Dataset records:
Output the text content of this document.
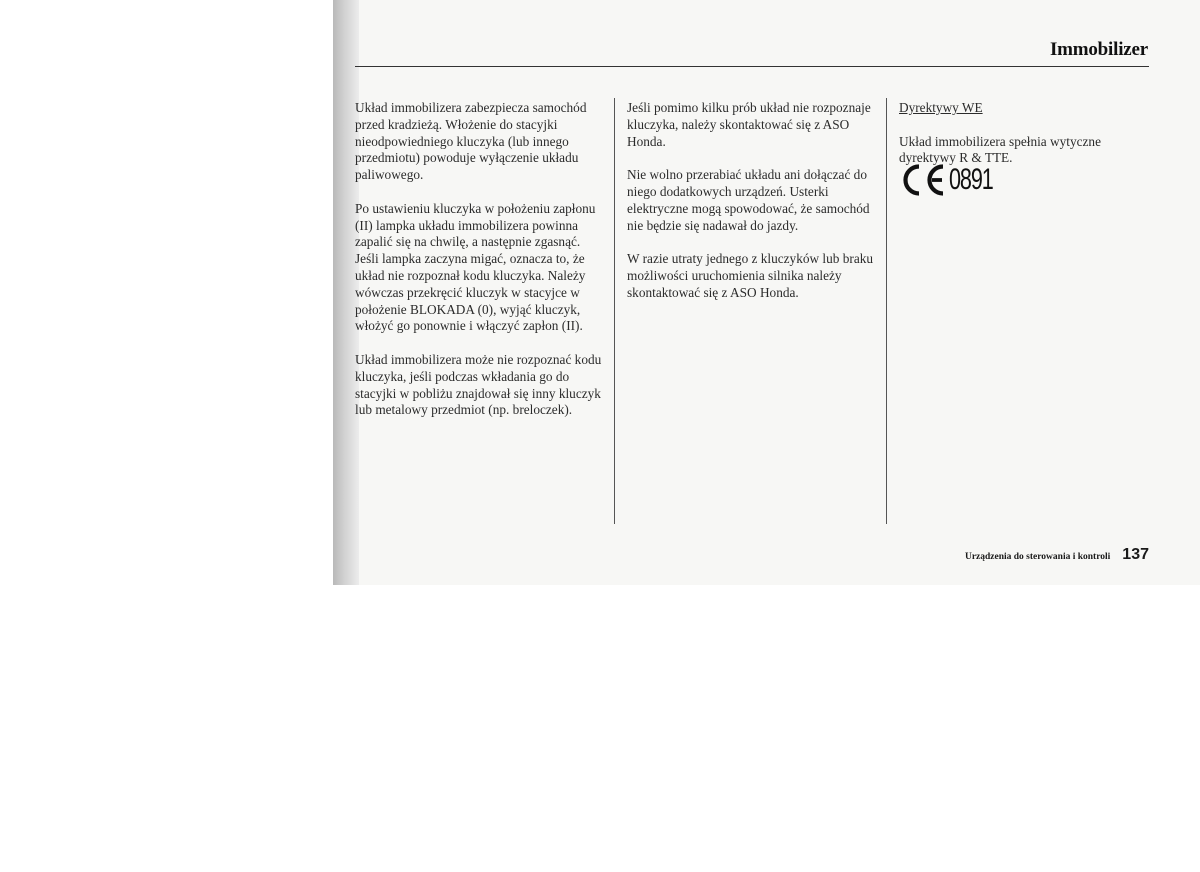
Immobilizer

Układ immobilizera zabezpiecza samochód przed kradzieżą. Włożenie do stacyjki nieodpowiedniego kluczyka (lub innego przedmiotu) powoduje wyłączenie układu paliwowego.

Po ustawieniu kluczyka w położeniu zapłonu (II) lampka układu immobilizera powinna zapalić się na chwilę, a następnie zgasnąć. Jeśli lampka zaczyna migać, oznacza to, że układ nie rozpoznał kodu kluczyka. Należy wówczas przekręcić kluczyk w stacyjce w położenie BLOKADA (0), wyjąć kluczyk, włożyć go ponownie i włączyć zapłon (II).

Układ immobilizera może nie rozpoznać kodu kluczyka, jeśli podczas wkładania go do stacyjki w pobliżu znajdował się inny kluczyk lub metalowy przedmiot (np. breloczek).

Jeśli pomimo kilku prób układ nie rozpoznaje kluczyka, należy skontaktować się z ASO Honda.

Nie wolno przerabiać układu ani dołączać do niego dodatkowych urządzeń. Usterki elektryczne mogą spowodować, że samochód nie będzie się nadawał do jazdy.

W razie utraty jednego z kluczyków lub braku możliwości uruchomienia silnika należy skontaktować się z ASO Honda.

Dyrektywy WE

Układ immobilizera spełnia wytyczne dyrektywy R & TTE.

0891
Urządzenia do sterowania i kontroli 137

What you need to do: Quote the data above in full, leaving out the pictures it holds.

Complete answer:
Output the text content of this document.
Immobilizer

Układ immobilizera zabezpiecza samochód przed kradzieżą. Włożenie do stacyjki nieodpowiedniego kluczyka (lub innego przedmiotu) powoduje wyłączenie układu paliwowego.

Po ustawieniu kluczyka w położeniu zapłonu (II) lampka układu immobilizera powinna zapalić się na chwilę, a następnie zgasnąć. Jeśli lampka zaczyna migać, oznacza to, że układ nie rozpoznał kodu kluczyka. Należy wówczas przekręcić kluczyk w stacyjce w położenie BLOKADA (0), wyjąć kluczyk, włożyć go ponownie i włączyć zapłon (II).

Układ immobilizera może nie rozpoznać kodu kluczyka, jeśli podczas wkładania go do stacyjki w pobliżu znajdował się inny kluczyk lub metalowy przedmiot (np. breloczek).

Jeśli pomimo kilku prób układ nie rozpoznaje kluczyka, należy skontaktować się z ASO Honda.

Nie wolno przerabiać układu ani dołączać do niego dodatkowych urządzeń. Usterki elektryczne mogą spowodować, że samochód nie będzie się nadawał do jazdy.

W razie utraty jednego z kluczyków lub braku możliwości uruchomienia silnika należy skontaktować się z ASO Honda.

Dyrektywy WE

Układ immobilizera spełnia wytyczne dyrektywy R & TTE.

0891
Urządzenia do sterowania i kontroli 137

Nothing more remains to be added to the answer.